_Your instructions_
Reproduce the piece on the reception and legacy of Kids in full, word for word.

_Article_

— Start —

Kids · reception & legacy

1995 · Larry Clark

How Kids has been received, argued over, and remembered.

The arc

A moral panic in 1995 — Disney-owned Miramax had to spin up a one-off shell company just to release it unrated — and hailed by some critics as a wake-up call. Today it's still canon, but the conversation has shifted to whether Larry Clark exploited the real teenagers in it, sharpened by the 2021 documentary 'The Kids' made by one of its own cast members.

What's debated

The forever-debate: is it unflinching vérité truth-telling about adolescence, or a middle-aged man's exploitation film wearing a documentary's clothes?

Its footprint

It's the ur-text of 90s downtown NYC skate culture — Washington Square Park, the fashion, the whole Supreme-adjacent aesthetic trace back to it — and it launched Chloë Sevigny, Rosario Dawson, and screenwriter Harmony Korine in one shot.

Where it stands

A queasy cult classic and 90s indie landmark that film fans treat as required viewing while arguing about whether they're allowed to love it.

★ Did you know? Larry Clark met 19-year-old skater Harmony Korine in Washington Square Park and asked him to write the script — Korine's first screenplay, dashed off in about three weeks; Rosario Dawson was cast in her debut after being spotted on her front stoop.

— End —

_Raw data_
— Start —

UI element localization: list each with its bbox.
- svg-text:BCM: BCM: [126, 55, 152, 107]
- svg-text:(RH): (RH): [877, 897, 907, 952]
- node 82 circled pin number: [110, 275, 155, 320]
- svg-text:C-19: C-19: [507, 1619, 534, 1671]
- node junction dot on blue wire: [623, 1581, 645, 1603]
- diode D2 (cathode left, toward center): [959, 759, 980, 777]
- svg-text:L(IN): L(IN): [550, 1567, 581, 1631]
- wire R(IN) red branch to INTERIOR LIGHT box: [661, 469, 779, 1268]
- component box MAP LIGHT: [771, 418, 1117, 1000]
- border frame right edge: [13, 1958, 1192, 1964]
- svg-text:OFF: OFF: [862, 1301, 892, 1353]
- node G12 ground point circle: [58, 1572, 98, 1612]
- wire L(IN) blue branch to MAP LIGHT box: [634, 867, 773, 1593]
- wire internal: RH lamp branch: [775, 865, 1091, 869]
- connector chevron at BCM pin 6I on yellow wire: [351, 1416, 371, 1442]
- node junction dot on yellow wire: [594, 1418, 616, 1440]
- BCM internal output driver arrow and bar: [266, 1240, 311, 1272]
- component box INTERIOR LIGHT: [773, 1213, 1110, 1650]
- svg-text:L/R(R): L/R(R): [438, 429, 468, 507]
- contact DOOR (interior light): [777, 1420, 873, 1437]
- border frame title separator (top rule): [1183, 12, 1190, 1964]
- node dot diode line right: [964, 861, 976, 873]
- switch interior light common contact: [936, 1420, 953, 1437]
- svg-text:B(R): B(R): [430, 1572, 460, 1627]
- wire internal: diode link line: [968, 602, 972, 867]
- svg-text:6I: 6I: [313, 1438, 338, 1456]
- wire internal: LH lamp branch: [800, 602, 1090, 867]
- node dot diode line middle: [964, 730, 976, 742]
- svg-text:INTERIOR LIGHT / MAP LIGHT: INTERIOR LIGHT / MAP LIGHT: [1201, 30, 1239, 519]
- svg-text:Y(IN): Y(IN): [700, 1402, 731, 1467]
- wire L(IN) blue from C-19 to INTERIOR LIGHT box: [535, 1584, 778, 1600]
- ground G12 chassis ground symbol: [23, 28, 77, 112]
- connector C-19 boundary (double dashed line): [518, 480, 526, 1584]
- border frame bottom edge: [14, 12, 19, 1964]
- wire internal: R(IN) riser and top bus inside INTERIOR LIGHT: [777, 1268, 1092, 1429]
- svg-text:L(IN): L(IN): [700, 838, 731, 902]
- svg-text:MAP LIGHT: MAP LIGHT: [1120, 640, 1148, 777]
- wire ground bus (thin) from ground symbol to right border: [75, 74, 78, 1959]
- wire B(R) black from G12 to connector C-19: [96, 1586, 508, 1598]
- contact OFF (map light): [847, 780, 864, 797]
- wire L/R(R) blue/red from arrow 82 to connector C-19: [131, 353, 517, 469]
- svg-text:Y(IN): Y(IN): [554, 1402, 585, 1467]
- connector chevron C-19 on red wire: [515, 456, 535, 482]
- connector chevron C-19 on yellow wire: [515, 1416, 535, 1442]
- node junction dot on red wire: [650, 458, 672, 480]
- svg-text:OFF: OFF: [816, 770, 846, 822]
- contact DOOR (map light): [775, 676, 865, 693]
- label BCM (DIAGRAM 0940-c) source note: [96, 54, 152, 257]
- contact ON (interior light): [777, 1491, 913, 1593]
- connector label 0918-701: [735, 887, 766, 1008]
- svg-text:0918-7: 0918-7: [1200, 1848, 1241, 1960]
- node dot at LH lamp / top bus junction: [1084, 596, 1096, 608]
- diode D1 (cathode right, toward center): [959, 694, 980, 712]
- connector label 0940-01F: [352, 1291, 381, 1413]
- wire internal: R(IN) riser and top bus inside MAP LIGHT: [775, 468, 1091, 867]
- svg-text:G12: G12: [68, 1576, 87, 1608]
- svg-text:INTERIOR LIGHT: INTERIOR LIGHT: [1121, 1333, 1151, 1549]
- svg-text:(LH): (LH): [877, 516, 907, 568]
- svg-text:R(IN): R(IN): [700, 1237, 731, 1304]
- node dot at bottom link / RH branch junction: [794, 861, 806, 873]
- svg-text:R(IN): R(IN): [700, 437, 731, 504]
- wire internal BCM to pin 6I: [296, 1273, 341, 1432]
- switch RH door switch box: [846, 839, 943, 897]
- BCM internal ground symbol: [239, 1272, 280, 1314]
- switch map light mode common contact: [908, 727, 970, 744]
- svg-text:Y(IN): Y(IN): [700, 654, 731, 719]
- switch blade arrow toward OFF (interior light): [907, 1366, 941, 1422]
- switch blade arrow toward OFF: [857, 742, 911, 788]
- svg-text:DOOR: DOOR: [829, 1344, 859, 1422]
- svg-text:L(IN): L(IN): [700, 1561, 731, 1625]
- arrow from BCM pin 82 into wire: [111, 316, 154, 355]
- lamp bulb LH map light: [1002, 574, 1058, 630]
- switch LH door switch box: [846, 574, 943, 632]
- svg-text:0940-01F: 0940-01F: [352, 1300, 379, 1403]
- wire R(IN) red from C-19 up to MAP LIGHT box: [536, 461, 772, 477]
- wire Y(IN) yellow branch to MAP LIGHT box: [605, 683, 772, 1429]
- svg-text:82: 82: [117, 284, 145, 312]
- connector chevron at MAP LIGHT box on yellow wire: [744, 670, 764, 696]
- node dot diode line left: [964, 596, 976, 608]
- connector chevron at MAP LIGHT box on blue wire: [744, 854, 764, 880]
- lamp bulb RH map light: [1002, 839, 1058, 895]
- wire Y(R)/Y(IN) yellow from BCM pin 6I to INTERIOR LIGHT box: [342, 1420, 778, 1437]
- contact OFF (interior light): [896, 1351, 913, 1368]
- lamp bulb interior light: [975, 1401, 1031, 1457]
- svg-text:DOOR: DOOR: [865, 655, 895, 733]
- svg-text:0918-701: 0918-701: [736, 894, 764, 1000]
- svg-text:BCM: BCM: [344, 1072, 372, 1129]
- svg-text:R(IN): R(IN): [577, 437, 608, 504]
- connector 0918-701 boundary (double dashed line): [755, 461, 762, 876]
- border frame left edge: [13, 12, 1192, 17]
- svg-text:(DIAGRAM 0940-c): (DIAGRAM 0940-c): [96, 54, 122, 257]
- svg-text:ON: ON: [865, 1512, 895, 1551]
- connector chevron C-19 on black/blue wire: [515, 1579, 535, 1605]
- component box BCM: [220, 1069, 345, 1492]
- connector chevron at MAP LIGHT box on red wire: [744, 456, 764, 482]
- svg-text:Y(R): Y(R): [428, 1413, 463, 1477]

— End —

_Correct result_
Kids · reception & legacy

1995 · Larry Clark

How Kids has been received, argued over, and remembered.

The arc

A moral panic in 1995 — Disney-owned Miramax had to spin up a one-off shell company just to release it unrated — and hailed by some critics as a wake-up call. Today it's still canon, but the conversation has shifted to whether Larry Clark exploited the real teenagers in it, sharpened by the 2021 documentary 'The Kids' made by one of its own cast members.

What's debated

The forever-debate: is it unflinching vérité truth-telling about adolescence, or a middle-aged man's exploitation film wearing a documentary's clothes?

Its footprint

It's the ur-text of 90s downtown NYC skate culture — Washington Square Park, the fashion, the whole Supreme-adjacent aesthetic trace back to it — and it launched Chloë Sevigny, Rosario Dawson, and screenwriter Harmony Korine in one shot.

Where it stands

A queasy cult classic and 90s indie landmark that film fans treat as required viewing while arguing about whether they're allowed to love it.

★ Did you know? Larry Clark met 19-year-old skater Harmony Korine in Washington Square Park and asked him to write the script — Korine's first screenplay, dashed off in about three weeks; Rosario Dawson was cast in her debut after being spotted on her front stoop.